Instructions for the task
Restate the full listing word for word and leave the pictures out.

** start **

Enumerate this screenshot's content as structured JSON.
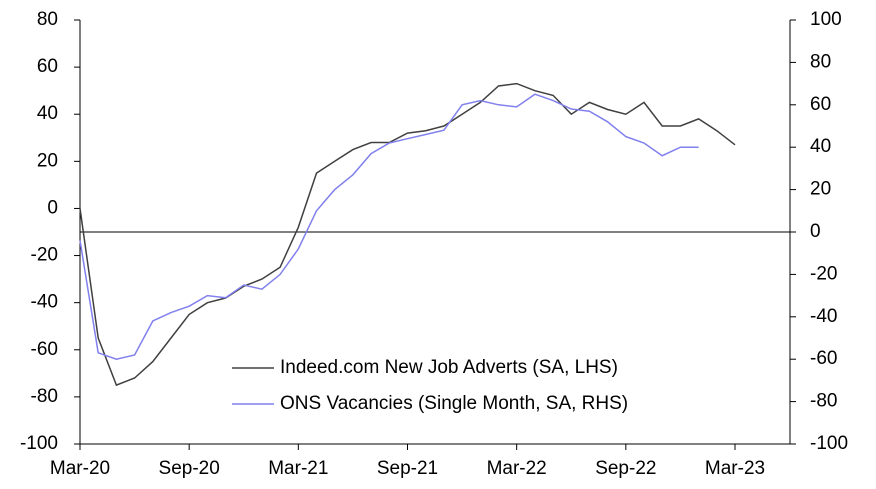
{
  "chart_data": {
    "type": "line",
    "categories": [
      "Mar-20",
      null,
      null,
      null,
      null,
      null,
      "Sep-20",
      null,
      null,
      null,
      null,
      null,
      "Mar-21",
      null,
      null,
      null,
      null,
      null,
      "Sep-21",
      null,
      null,
      null,
      null,
      null,
      "Mar-22",
      null,
      null,
      null,
      null,
      null,
      "Sep-22",
      null,
      null,
      null,
      null,
      null,
      "Mar-23"
    ],
    "ylim": [
      -100,
      80
    ],
    "yticks": [
      -100,
      -80,
      -60,
      -40,
      -20,
      0,
      20,
      40,
      60,
      80
    ],
    "y2lim": [
      -100,
      100
    ],
    "y2ticks": [
      -100,
      -80,
      -60,
      -40,
      -20,
      0,
      20,
      40,
      60,
      80,
      100
    ],
    "legend": "lower right",
    "series": [
      {
        "name": "Indeed.com New Job Adverts (SA, LHS)",
        "color": "#404040",
        "values": [
          0,
          -55,
          -75,
          -72,
          -65,
          -55,
          -45,
          -40,
          -38,
          -33,
          -30,
          -25,
          -8,
          15,
          20,
          25,
          28,
          28,
          32,
          33,
          35,
          40,
          45,
          52,
          53,
          50,
          48,
          40,
          45,
          42,
          40,
          45,
          35,
          35,
          38,
          33,
          27
        ]
      },
      {
        "name": "ONS Vacancies (Single Month, SA, RHS)",
        "color": "#8080ee",
        "axis": "y2",
        "values": [
          -4,
          -57,
          -60,
          -58,
          -42,
          -38,
          -35,
          -30,
          -31,
          -25,
          -27,
          -20,
          -8,
          10,
          20,
          27,
          37,
          42,
          44,
          46,
          48,
          60,
          62,
          60,
          59,
          65,
          62,
          58,
          57,
          52,
          45,
          42,
          36,
          40,
          40,
          null,
          null
        ]
      }
    ]
  }
}
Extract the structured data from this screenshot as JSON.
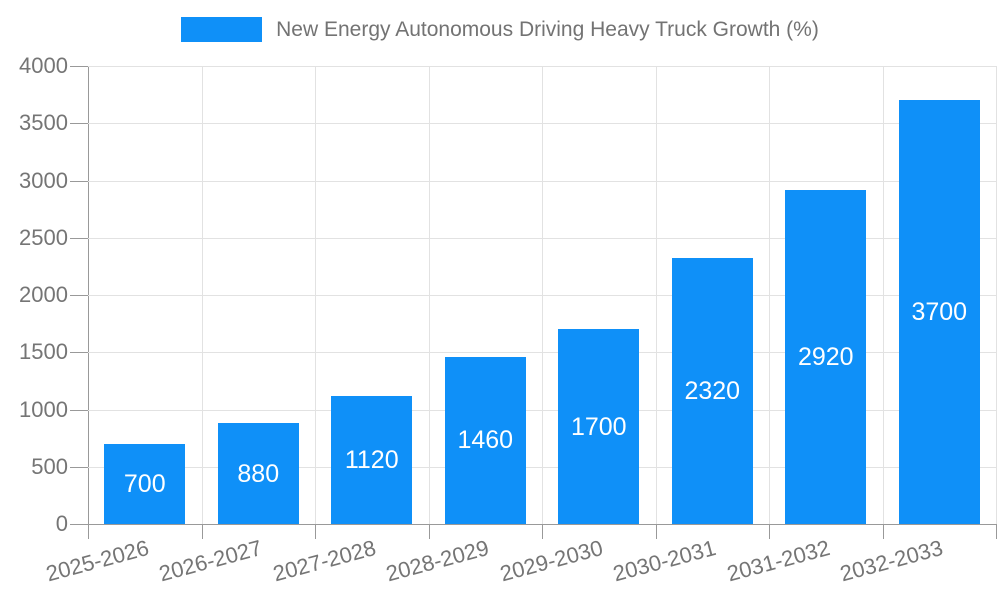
{
  "legend": {
    "label": "New Energy Autonomous Driving Heavy Truck Growth (%)"
  },
  "chart_data": {
    "type": "bar",
    "title": "New Energy Autonomous Driving Heavy Truck Growth (%)",
    "categories": [
      "2025-2026",
      "2026-2027",
      "2027-2028",
      "2028-2029",
      "2029-2030",
      "2030-2031",
      "2031-2032",
      "2032-2033"
    ],
    "values": [
      700,
      880,
      1120,
      1460,
      1700,
      2320,
      2920,
      3700
    ],
    "series_name": "New Energy Autonomous Driving Heavy Truck Growth (%)",
    "xlabel": "",
    "ylabel": "",
    "ylim": [
      0,
      4000
    ],
    "ytick_step": 500,
    "ytick_labels": [
      "0",
      "500",
      "1000",
      "1500",
      "2000",
      "2500",
      "3000",
      "3500",
      "4000"
    ],
    "grid": true,
    "legend_position": "top-center",
    "x_label_rotation_deg": -15,
    "value_labels_inside_bars": true,
    "colors": {
      "bar": "#0f90f8",
      "value_label": "#ffffff",
      "axis_text": "#757575",
      "legend_text": "#737373",
      "grid_line": "#e2e2e2",
      "axis_line": "#999999",
      "background": "#ffffff"
    }
  }
}
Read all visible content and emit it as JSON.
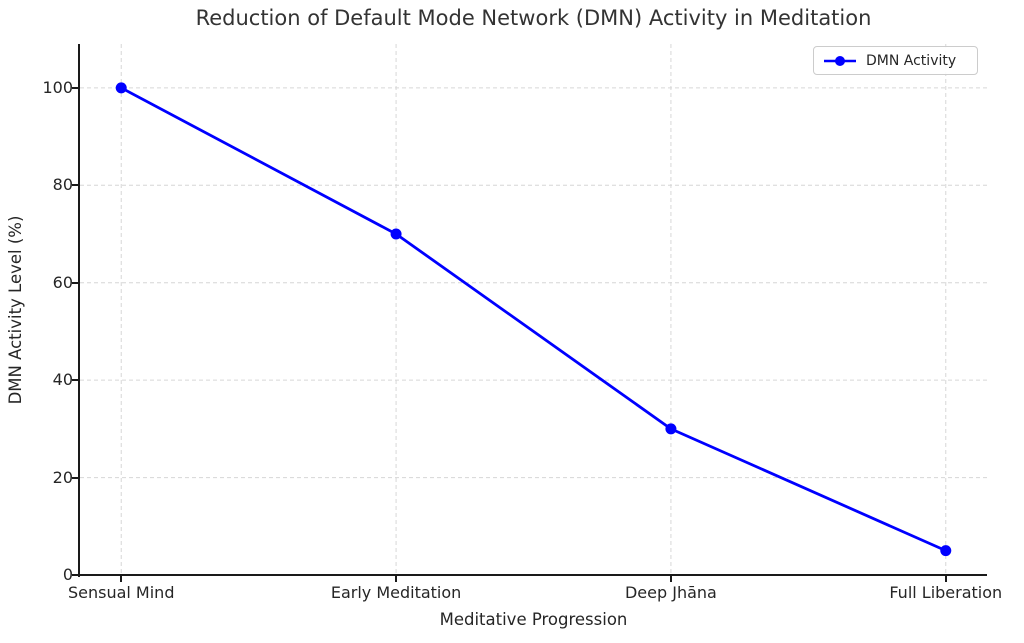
{
  "window": {
    "title": "Reduction of Default Mode Network (DMN) Activity in Meditation"
  },
  "chart_data": {
    "type": "line",
    "title": "Reduction of Default Mode Network (DMN) Activity in Meditation",
    "xlabel": "Meditative Progression",
    "ylabel": "DMN Activity Level (%)",
    "categories": [
      "Sensual Mind",
      "Early Meditation",
      "Deep Jhāna",
      "Full Liberation"
    ],
    "series": [
      {
        "name": "DMN Activity",
        "values": [
          100,
          70,
          30,
          5
        ],
        "color": "#0000ff",
        "marker": "circle"
      }
    ],
    "yticks": [
      0,
      20,
      40,
      60,
      80,
      100
    ],
    "ylim": [
      0,
      109
    ],
    "xlim": [
      -0.15,
      3.15
    ],
    "grid": "dashed",
    "legend": {
      "position": "upper right",
      "entries": [
        "DMN Activity"
      ]
    },
    "colors": {
      "line": "#0000ff",
      "grid": "#d6d6d6",
      "spine": "#1a1a1a",
      "text": "#262626",
      "legend_border": "#cccccc",
      "background": "#ffffff"
    }
  }
}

** end **

Task solution
Enumerate this screenshot's content as structured JSON.
{
  "chart_data": {
    "type": "line",
    "categories": [
      "Mar-20",
      null,
      null,
      null,
      null,
      null,
      "Sep-20",
      null,
      null,
      null,
      null,
      null,
      "Mar-21",
      null,
      null,
      null,
      null,
      null,
      "Sep-21",
      null,
      null,
      null,
      null,
      null,
      "Mar-22",
      null,
      null,
      null,
      null,
      null,
      "Sep-22",
      null,
      null,
      null,
      null,
      null,
      "Mar-23"
    ],
    "ylim": [
      -100,
      80
    ],
    "yticks": [
      -100,
      -80,
      -60,
      -40,
      -20,
      0,
      20,
      40,
      60,
      80
    ],
    "y2lim": [
      -100,
      100
    ],
    "y2ticks": [
      -100,
      -80,
      -60,
      -40,
      -20,
      0,
      20,
      40,
      60,
      80,
      100
    ],
    "legend": "lower right",
    "series": [
      {
        "name": "Indeed.com New Job Adverts (SA, LHS)",
        "color": "#404040",
        "values": [
          0,
          -55,
          -75,
          -72,
          -65,
          -55,
          -45,
          -40,
          -38,
          -33,
          -30,
          -25,
          -8,
          15,
          20,
          25,
          28,
          28,
          32,
          33,
          35,
          40,
          45,
          52,
          53,
          50,
          48,
          40,
          45,
          42,
          40,
          45,
          35,
          35,
          38,
          33,
          27
        ]
      },
      {
        "name": "ONS Vacancies (Single Month, SA, RHS)",
        "color": "#8080ee",
        "axis": "y2",
        "values": [
          -4,
          -57,
          -60,
          -58,
          -42,
          -38,
          -35,
          -30,
          -31,
          -25,
          -27,
          -20,
          -8,
          10,
          20,
          27,
          37,
          42,
          44,
          46,
          48,
          60,
          62,
          60,
          59,
          65,
          62,
          58,
          57,
          52,
          45,
          42,
          36,
          40,
          40,
          null,
          null
        ]
      }
    ]
  }
}
Extract the structured data from this screenshot as JSON.
{
  "legend": {
    "label": "New Energy Autonomous Driving Heavy Truck Growth (%)"
  },
  "chart_data": {
    "type": "bar",
    "title": "New Energy Autonomous Driving Heavy Truck Growth (%)",
    "categories": [
      "2025-2026",
      "2026-2027",
      "2027-2028",
      "2028-2029",
      "2029-2030",
      "2030-2031",
      "2031-2032",
      "2032-2033"
    ],
    "values": [
      700,
      880,
      1120,
      1460,
      1700,
      2320,
      2920,
      3700
    ],
    "series_name": "New Energy Autonomous Driving Heavy Truck Growth (%)",
    "xlabel": "",
    "ylabel": "",
    "ylim": [
      0,
      4000
    ],
    "ytick_step": 500,
    "ytick_labels": [
      "0",
      "500",
      "1000",
      "1500",
      "2000",
      "2500",
      "3000",
      "3500",
      "4000"
    ],
    "grid": true,
    "legend_position": "top-center",
    "x_label_rotation_deg": -15,
    "value_labels_inside_bars": true,
    "colors": {
      "bar": "#0f90f8",
      "value_label": "#ffffff",
      "axis_text": "#757575",
      "legend_text": "#737373",
      "grid_line": "#e2e2e2",
      "axis_line": "#999999",
      "background": "#ffffff"
    }
  }
}
Read all visible content and emit it as JSON.
{
  "window": {
    "title": "Reduction of Default Mode Network (DMN) Activity in Meditation"
  },
  "chart_data": {
    "type": "line",
    "title": "Reduction of Default Mode Network (DMN) Activity in Meditation",
    "xlabel": "Meditative Progression",
    "ylabel": "DMN Activity Level (%)",
    "categories": [
      "Sensual Mind",
      "Early Meditation",
      "Deep Jhāna",
      "Full Liberation"
    ],
    "series": [
      {
        "name": "DMN Activity",
        "values": [
          100,
          70,
          30,
          5
        ],
        "color": "#0000ff",
        "marker": "circle"
      }
    ],
    "yticks": [
      0,
      20,
      40,
      60,
      80,
      100
    ],
    "ylim": [
      0,
      109
    ],
    "xlim": [
      -0.15,
      3.15
    ],
    "grid": "dashed",
    "legend": {
      "position": "upper right",
      "entries": [
        "DMN Activity"
      ]
    },
    "colors": {
      "line": "#0000ff",
      "grid": "#d6d6d6",
      "spine": "#1a1a1a",
      "text": "#262626",
      "legend_border": "#cccccc",
      "background": "#ffffff"
    }
  }
}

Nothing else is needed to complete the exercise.